• _OBJECTIVE_
Filter the records below down to lines containing "Under".

• _MATERIAL PROVIDED_
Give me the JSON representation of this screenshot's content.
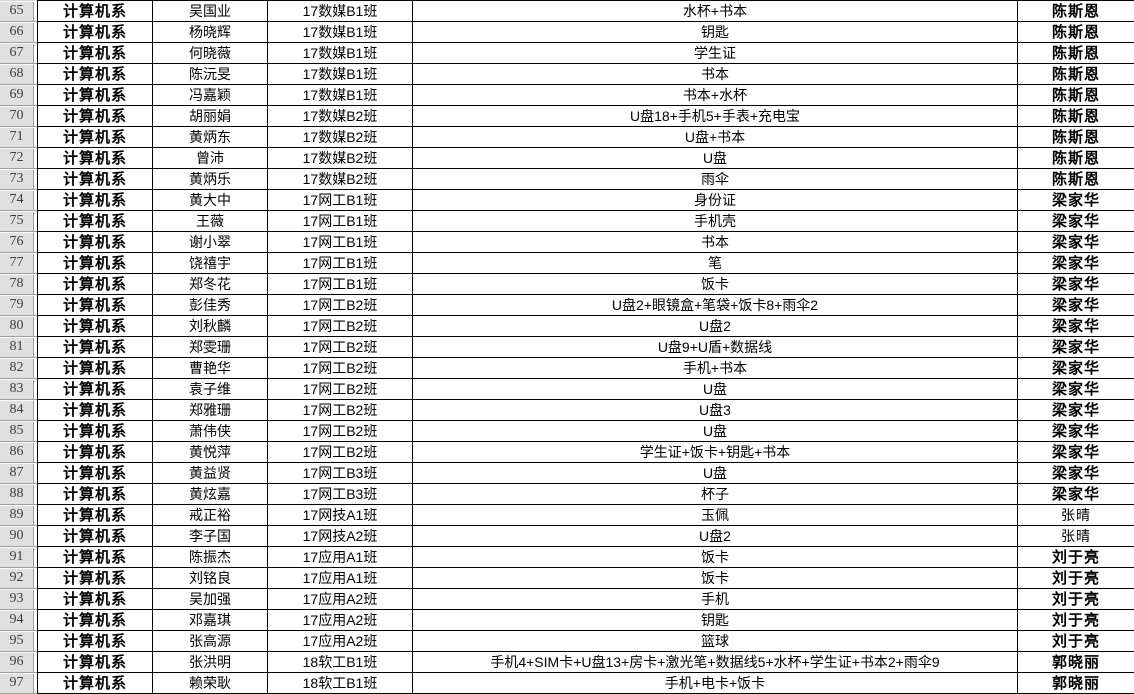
{
  "colors": {
    "grid_line": "#000000",
    "row_header_bg": "#e0e0e0",
    "row_header_text": "#3d3d3d",
    "cell_bg": "#ffffff",
    "cell_text": "#000000"
  },
  "table": {
    "visible_row_range": "65-97",
    "rows": [
      {
        "num": "65",
        "dept": "计算机系",
        "name": "吴国业",
        "cls": "17数媒B1班",
        "items": "水杯+书本",
        "handler": "陈斯恩",
        "handler_bold": true
      },
      {
        "num": "66",
        "dept": "计算机系",
        "name": "杨晓辉",
        "cls": "17数媒B1班",
        "items": "钥匙",
        "handler": "陈斯恩",
        "handler_bold": true
      },
      {
        "num": "67",
        "dept": "计算机系",
        "name": "何晓薇",
        "cls": "17数媒B1班",
        "items": "学生证",
        "handler": "陈斯恩",
        "handler_bold": true
      },
      {
        "num": "68",
        "dept": "计算机系",
        "name": "陈沅旻",
        "cls": "17数媒B1班",
        "items": "书本",
        "handler": "陈斯恩",
        "handler_bold": true
      },
      {
        "num": "69",
        "dept": "计算机系",
        "name": "冯嘉颖",
        "cls": "17数媒B1班",
        "items": "书本+水杯",
        "handler": "陈斯恩",
        "handler_bold": true
      },
      {
        "num": "70",
        "dept": "计算机系",
        "name": "胡丽娟",
        "cls": "17数媒B2班",
        "items": "U盘18+手机5+手表+充电宝",
        "handler": "陈斯恩",
        "handler_bold": true
      },
      {
        "num": "71",
        "dept": "计算机系",
        "name": "黄炳东",
        "cls": "17数媒B2班",
        "items": "U盘+书本",
        "handler": "陈斯恩",
        "handler_bold": true
      },
      {
        "num": "72",
        "dept": "计算机系",
        "name": "曾沛",
        "cls": "17数媒B2班",
        "items": "U盘",
        "handler": "陈斯恩",
        "handler_bold": true
      },
      {
        "num": "73",
        "dept": "计算机系",
        "name": "黄炳乐",
        "cls": "17数媒B2班",
        "items": "雨伞",
        "handler": "陈斯恩",
        "handler_bold": true
      },
      {
        "num": "74",
        "dept": "计算机系",
        "name": "黄大中",
        "cls": "17网工B1班",
        "items": "身份证",
        "handler": "梁家华",
        "handler_bold": true
      },
      {
        "num": "75",
        "dept": "计算机系",
        "name": "王薇",
        "cls": "17网工B1班",
        "items": "手机壳",
        "handler": "梁家华",
        "handler_bold": true
      },
      {
        "num": "76",
        "dept": "计算机系",
        "name": "谢小翠",
        "cls": "17网工B1班",
        "items": "书本",
        "handler": "梁家华",
        "handler_bold": true
      },
      {
        "num": "77",
        "dept": "计算机系",
        "name": "饶禧宇",
        "cls": "17网工B1班",
        "items": "笔",
        "handler": "梁家华",
        "handler_bold": true
      },
      {
        "num": "78",
        "dept": "计算机系",
        "name": "郑冬花",
        "cls": "17网工B1班",
        "items": "饭卡",
        "handler": "梁家华",
        "handler_bold": true
      },
      {
        "num": "79",
        "dept": "计算机系",
        "name": "彭佳秀",
        "cls": "17网工B2班",
        "items": "U盘2+眼镜盒+笔袋+饭卡8+雨伞2",
        "handler": "梁家华",
        "handler_bold": true
      },
      {
        "num": "80",
        "dept": "计算机系",
        "name": "刘秋麟",
        "cls": "17网工B2班",
        "items": "U盘2",
        "handler": "梁家华",
        "handler_bold": true
      },
      {
        "num": "81",
        "dept": "计算机系",
        "name": "郑雯珊",
        "cls": "17网工B2班",
        "items": "U盘9+U盾+数据线",
        "handler": "梁家华",
        "handler_bold": true
      },
      {
        "num": "82",
        "dept": "计算机系",
        "name": "曹艳华",
        "cls": "17网工B2班",
        "items": "手机+书本",
        "handler": "梁家华",
        "handler_bold": true
      },
      {
        "num": "83",
        "dept": "计算机系",
        "name": "袁子维",
        "cls": "17网工B2班",
        "items": "U盘",
        "handler": "梁家华",
        "handler_bold": true
      },
      {
        "num": "84",
        "dept": "计算机系",
        "name": "郑雅珊",
        "cls": "17网工B2班",
        "items": "U盘3",
        "handler": "梁家华",
        "handler_bold": true
      },
      {
        "num": "85",
        "dept": "计算机系",
        "name": "萧伟侠",
        "cls": "17网工B2班",
        "items": "U盘",
        "handler": "梁家华",
        "handler_bold": true
      },
      {
        "num": "86",
        "dept": "计算机系",
        "name": "黄悦萍",
        "cls": "17网工B2班",
        "items": "学生证+饭卡+钥匙+书本",
        "handler": "梁家华",
        "handler_bold": true
      },
      {
        "num": "87",
        "dept": "计算机系",
        "name": "黄益贤",
        "cls": "17网工B3班",
        "items": "U盘",
        "handler": "梁家华",
        "handler_bold": true
      },
      {
        "num": "88",
        "dept": "计算机系",
        "name": "黄炫嘉",
        "cls": "17网工B3班",
        "items": "杯子",
        "handler": "梁家华",
        "handler_bold": true
      },
      {
        "num": "89",
        "dept": "计算机系",
        "name": "戒正裕",
        "cls": "17网技A1班",
        "items": "玉佩",
        "handler": "张晴",
        "handler_bold": false
      },
      {
        "num": "90",
        "dept": "计算机系",
        "name": "李子国",
        "cls": "17网技A2班",
        "items": "U盘2",
        "handler": "张晴",
        "handler_bold": false
      },
      {
        "num": "91",
        "dept": "计算机系",
        "name": "陈振杰",
        "cls": "17应用A1班",
        "items": "饭卡",
        "handler": "刘于亮",
        "handler_bold": true
      },
      {
        "num": "92",
        "dept": "计算机系",
        "name": "刘铭良",
        "cls": "17应用A1班",
        "items": "饭卡",
        "handler": "刘于亮",
        "handler_bold": true
      },
      {
        "num": "93",
        "dept": "计算机系",
        "name": "吴加强",
        "cls": "17应用A2班",
        "items": "手机",
        "handler": "刘于亮",
        "handler_bold": true
      },
      {
        "num": "94",
        "dept": "计算机系",
        "name": "邓嘉琪",
        "cls": "17应用A2班",
        "items": "钥匙",
        "handler": "刘于亮",
        "handler_bold": true
      },
      {
        "num": "95",
        "dept": "计算机系",
        "name": "张高源",
        "cls": "17应用A2班",
        "items": "篮球",
        "handler": "刘于亮",
        "handler_bold": true
      },
      {
        "num": "96",
        "dept": "计算机系",
        "name": "张洪明",
        "cls": "18软工B1班",
        "items": "手机4+SIM卡+U盘13+房卡+激光笔+数据线5+水杯+学生证+书本2+雨伞9",
        "handler": "郭晓丽",
        "handler_bold": true
      },
      {
        "num": "97",
        "dept": "计算机系",
        "name": "赖荣耿",
        "cls": "18软工B1班",
        "items": "手机+电卡+饭卡",
        "handler": "郭晓丽",
        "handler_bold": true
      }
    ]
  }
}
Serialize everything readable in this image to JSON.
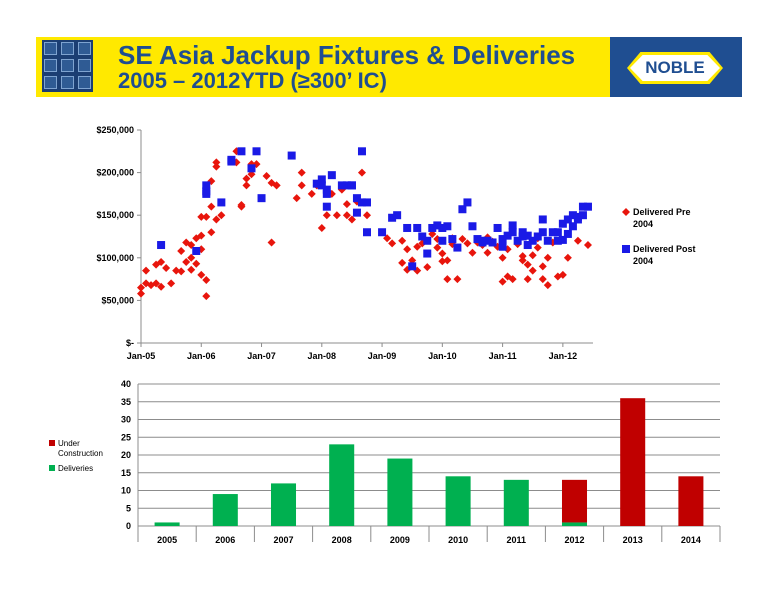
{
  "header": {
    "title_line1": "SE Asia Jackup Fixtures & Deliveries",
    "title_line2": "2005 – 2012YTD (≥300’ IC)",
    "brand": "NOBLE",
    "colors": {
      "banner": "#ffe900",
      "title": "#1f4e91",
      "brand_box": "#1f4e91"
    }
  },
  "chart_data": [
    {
      "type": "scatter",
      "ylim": [
        0,
        250000
      ],
      "y_ticks": [
        0,
        50000,
        100000,
        150000,
        200000,
        250000
      ],
      "y_tick_labels": [
        "$-",
        "$50,000",
        "$100,000",
        "$150,000",
        "$200,000",
        "$250,000"
      ],
      "x_ticks": [
        "2005-01",
        "2006-01",
        "2007-01",
        "2008-01",
        "2009-01",
        "2010-01",
        "2011-01",
        "2012-01"
      ],
      "x_tick_labels": [
        "Jan-05",
        "Jan-06",
        "Jan-07",
        "Jan-08",
        "Jan-09",
        "Jan-10",
        "Jan-11",
        "Jan-12"
      ],
      "xlim": [
        "2005-01",
        "2012-07"
      ],
      "legend_position": "right",
      "series": [
        {
          "name": "Delivered Pre 2004",
          "color": "#e8150c",
          "marker": "diamond",
          "points": [
            [
              "2005-01",
              58000
            ],
            [
              "2005-01",
              65000
            ],
            [
              "2005-02",
              70000
            ],
            [
              "2005-02",
              85000
            ],
            [
              "2005-03",
              68000
            ],
            [
              "2005-04",
              92000
            ],
            [
              "2005-04",
              70000
            ],
            [
              "2005-05",
              66000
            ],
            [
              "2005-05",
              95000
            ],
            [
              "2005-06",
              88000
            ],
            [
              "2005-07",
              70000
            ],
            [
              "2005-08",
              85000
            ],
            [
              "2005-09",
              84000
            ],
            [
              "2005-09",
              108000
            ],
            [
              "2005-10",
              95000
            ],
            [
              "2005-10",
              118000
            ],
            [
              "2005-11",
              115000
            ],
            [
              "2005-11",
              86000
            ],
            [
              "2005-11",
              100000
            ],
            [
              "2005-12",
              93000
            ],
            [
              "2005-12",
              123000
            ],
            [
              "2006-01",
              80000
            ],
            [
              "2006-01",
              110000
            ],
            [
              "2006-01",
              126000
            ],
            [
              "2006-01",
              148000
            ],
            [
              "2006-02",
              74000
            ],
            [
              "2006-02",
              148000
            ],
            [
              "2006-02",
              55000
            ],
            [
              "2006-03",
              160000
            ],
            [
              "2006-03",
              190000
            ],
            [
              "2006-03",
              130000
            ],
            [
              "2006-04",
              207000
            ],
            [
              "2006-04",
              212000
            ],
            [
              "2006-04",
              145000
            ],
            [
              "2006-05",
              150000
            ],
            [
              "2006-08",
              225000
            ],
            [
              "2006-08",
              212000
            ],
            [
              "2006-09",
              160000
            ],
            [
              "2006-09",
              162000
            ],
            [
              "2006-10",
              193000
            ],
            [
              "2006-10",
              185000
            ],
            [
              "2006-11",
              198000
            ],
            [
              "2006-11",
              210000
            ],
            [
              "2006-12",
              210000
            ],
            [
              "2007-02",
              196000
            ],
            [
              "2007-03",
              188000
            ],
            [
              "2007-03",
              118000
            ],
            [
              "2007-04",
              185000
            ],
            [
              "2007-04",
              185000
            ],
            [
              "2007-08",
              170000
            ],
            [
              "2007-09",
              185000
            ],
            [
              "2007-09",
              200000
            ],
            [
              "2007-11",
              175000
            ],
            [
              "2007-12",
              185000
            ],
            [
              "2008-01",
              135000
            ],
            [
              "2008-02",
              150000
            ],
            [
              "2008-03",
              175000
            ],
            [
              "2008-04",
              150000
            ],
            [
              "2008-05",
              180000
            ],
            [
              "2008-06",
              163000
            ],
            [
              "2008-06",
              150000
            ],
            [
              "2008-07",
              145000
            ],
            [
              "2008-08",
              166000
            ],
            [
              "2008-09",
              200000
            ],
            [
              "2008-10",
              150000
            ],
            [
              "2009-02",
              123000
            ],
            [
              "2009-03",
              117000
            ],
            [
              "2009-05",
              120000
            ],
            [
              "2009-05",
              94000
            ],
            [
              "2009-06",
              110000
            ],
            [
              "2009-06",
              86000
            ],
            [
              "2009-07",
              97000
            ],
            [
              "2009-08",
              85000
            ],
            [
              "2009-08",
              113000
            ],
            [
              "2009-09",
              117000
            ],
            [
              "2009-10",
              89000
            ],
            [
              "2009-11",
              128000
            ],
            [
              "2009-12",
              112000
            ],
            [
              "2009-12",
              122000
            ],
            [
              "2010-01",
              105000
            ],
            [
              "2010-01",
              96000
            ],
            [
              "2010-02",
              75000
            ],
            [
              "2010-02",
              97000
            ],
            [
              "2010-03",
              116000
            ],
            [
              "2010-03",
              123000
            ],
            [
              "2010-04",
              75000
            ],
            [
              "2010-05",
              122000
            ],
            [
              "2010-06",
              117000
            ],
            [
              "2010-07",
              106000
            ],
            [
              "2010-08",
              118000
            ],
            [
              "2010-09",
              115000
            ],
            [
              "2010-10",
              124000
            ],
            [
              "2010-10",
              106000
            ],
            [
              "2010-11",
              119000
            ],
            [
              "2010-12",
              113000
            ],
            [
              "2011-01",
              72000
            ],
            [
              "2011-01",
              100000
            ],
            [
              "2011-02",
              78000
            ],
            [
              "2011-02",
              110000
            ],
            [
              "2011-03",
              75000
            ],
            [
              "2011-04",
              116000
            ],
            [
              "2011-05",
              97000
            ],
            [
              "2011-05",
              102000
            ],
            [
              "2011-06",
              92000
            ],
            [
              "2011-06",
              75000
            ],
            [
              "2011-07",
              85000
            ],
            [
              "2011-07",
              103000
            ],
            [
              "2011-08",
              112000
            ],
            [
              "2011-08",
              123000
            ],
            [
              "2011-09",
              90000
            ],
            [
              "2011-09",
              75000
            ],
            [
              "2011-10",
              100000
            ],
            [
              "2011-10",
              68000
            ],
            [
              "2011-11",
              118000
            ],
            [
              "2011-12",
              78000
            ],
            [
              "2012-01",
              80000
            ],
            [
              "2012-02",
              100000
            ],
            [
              "2012-04",
              120000
            ],
            [
              "2012-06",
              115000
            ]
          ]
        },
        {
          "name": "Delivered Post 2004",
          "color": "#1a1ae6",
          "marker": "square",
          "points": [
            [
              "2005-05",
              115000
            ],
            [
              "2005-12",
              108000
            ],
            [
              "2006-02",
              178000
            ],
            [
              "2006-02",
              175000
            ],
            [
              "2006-02",
              185000
            ],
            [
              "2006-05",
              165000
            ],
            [
              "2006-07",
              213000
            ],
            [
              "2006-07",
              215000
            ],
            [
              "2006-09",
              225000
            ],
            [
              "2006-11",
              205000
            ],
            [
              "2006-12",
              225000
            ],
            [
              "2007-01",
              170000
            ],
            [
              "2007-07",
              220000
            ],
            [
              "2007-12",
              187000
            ],
            [
              "2008-01",
              185000
            ],
            [
              "2008-01",
              192000
            ],
            [
              "2008-02",
              175000
            ],
            [
              "2008-02",
              160000
            ],
            [
              "2008-02",
              180000
            ],
            [
              "2008-03",
              197000
            ],
            [
              "2008-05",
              185000
            ],
            [
              "2008-06",
              185000
            ],
            [
              "2008-07",
              185000
            ],
            [
              "2008-07",
              185000
            ],
            [
              "2008-08",
              170000
            ],
            [
              "2008-08",
              153000
            ],
            [
              "2008-09",
              225000
            ],
            [
              "2008-09",
              165000
            ],
            [
              "2008-10",
              130000
            ],
            [
              "2008-10",
              165000
            ],
            [
              "2009-01",
              130000
            ],
            [
              "2009-03",
              147000
            ],
            [
              "2009-04",
              150000
            ],
            [
              "2009-06",
              135000
            ],
            [
              "2009-07",
              90000
            ],
            [
              "2009-08",
              135000
            ],
            [
              "2009-09",
              125000
            ],
            [
              "2009-10",
              120000
            ],
            [
              "2009-10",
              105000
            ],
            [
              "2009-11",
              135000
            ],
            [
              "2009-12",
              138000
            ],
            [
              "2010-01",
              120000
            ],
            [
              "2010-01",
              135000
            ],
            [
              "2010-02",
              137000
            ],
            [
              "2010-03",
              122000
            ],
            [
              "2010-04",
              112000
            ],
            [
              "2010-05",
              157000
            ],
            [
              "2010-06",
              165000
            ],
            [
              "2010-07",
              137000
            ],
            [
              "2010-08",
              122000
            ],
            [
              "2010-09",
              118000
            ],
            [
              "2010-09",
              120000
            ],
            [
              "2010-10",
              120000
            ],
            [
              "2010-11",
              118000
            ],
            [
              "2010-12",
              135000
            ],
            [
              "2011-01",
              113000
            ],
            [
              "2011-01",
              122000
            ],
            [
              "2011-02",
              126000
            ],
            [
              "2011-03",
              130000
            ],
            [
              "2011-03",
              138000
            ],
            [
              "2011-04",
              120000
            ],
            [
              "2011-05",
              130000
            ],
            [
              "2011-05",
              125000
            ],
            [
              "2011-06",
              126000
            ],
            [
              "2011-06",
              115000
            ],
            [
              "2011-07",
              120000
            ],
            [
              "2011-08",
              125000
            ],
            [
              "2011-09",
              130000
            ],
            [
              "2011-09",
              145000
            ],
            [
              "2011-10",
              120000
            ],
            [
              "2011-11",
              130000
            ],
            [
              "2011-12",
              130000
            ],
            [
              "2011-12",
              120000
            ],
            [
              "2012-01",
              140000
            ],
            [
              "2012-01",
              121000
            ],
            [
              "2012-02",
              145000
            ],
            [
              "2012-02",
              128000
            ],
            [
              "2012-03",
              150000
            ],
            [
              "2012-03",
              137000
            ],
            [
              "2012-04",
              148000
            ],
            [
              "2012-04",
              145000
            ],
            [
              "2012-05",
              150000
            ],
            [
              "2012-05",
              160000
            ],
            [
              "2012-06",
              160000
            ]
          ]
        }
      ]
    },
    {
      "type": "bar",
      "stacked": true,
      "categories": [
        "2005",
        "2006",
        "2007",
        "2008",
        "2009",
        "2010",
        "2011",
        "2012",
        "2013",
        "2014"
      ],
      "ylim": [
        0,
        40
      ],
      "y_ticks": [
        0,
        5,
        10,
        15,
        20,
        25,
        30,
        35,
        40
      ],
      "grid": true,
      "legend_position": "left",
      "series": [
        {
          "name": "Deliveries",
          "color": "#00b050",
          "values": [
            1,
            9,
            12,
            23,
            19,
            14,
            13,
            1,
            0,
            0
          ]
        },
        {
          "name": "Under Construction",
          "color": "#c00000",
          "values": [
            0,
            0,
            0,
            0,
            0,
            0,
            0,
            12,
            36,
            14
          ]
        }
      ],
      "legend_order": [
        "Under Construction",
        "Deliveries"
      ]
    }
  ]
}
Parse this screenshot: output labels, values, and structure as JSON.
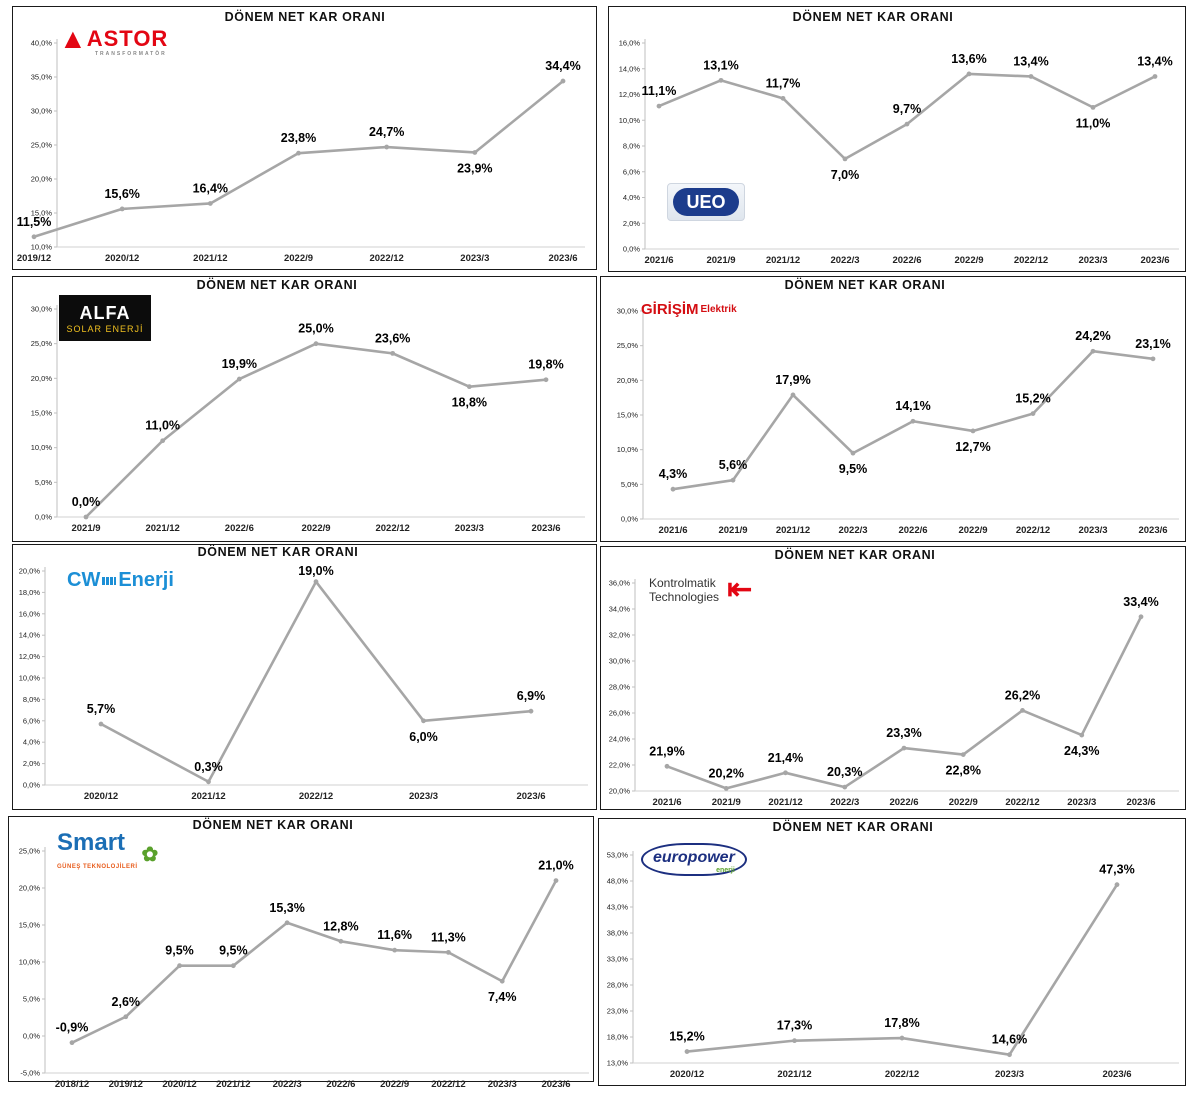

• _OUTPUT OF THE TASK_
          "name": "Under Construction",
        "Under Construction",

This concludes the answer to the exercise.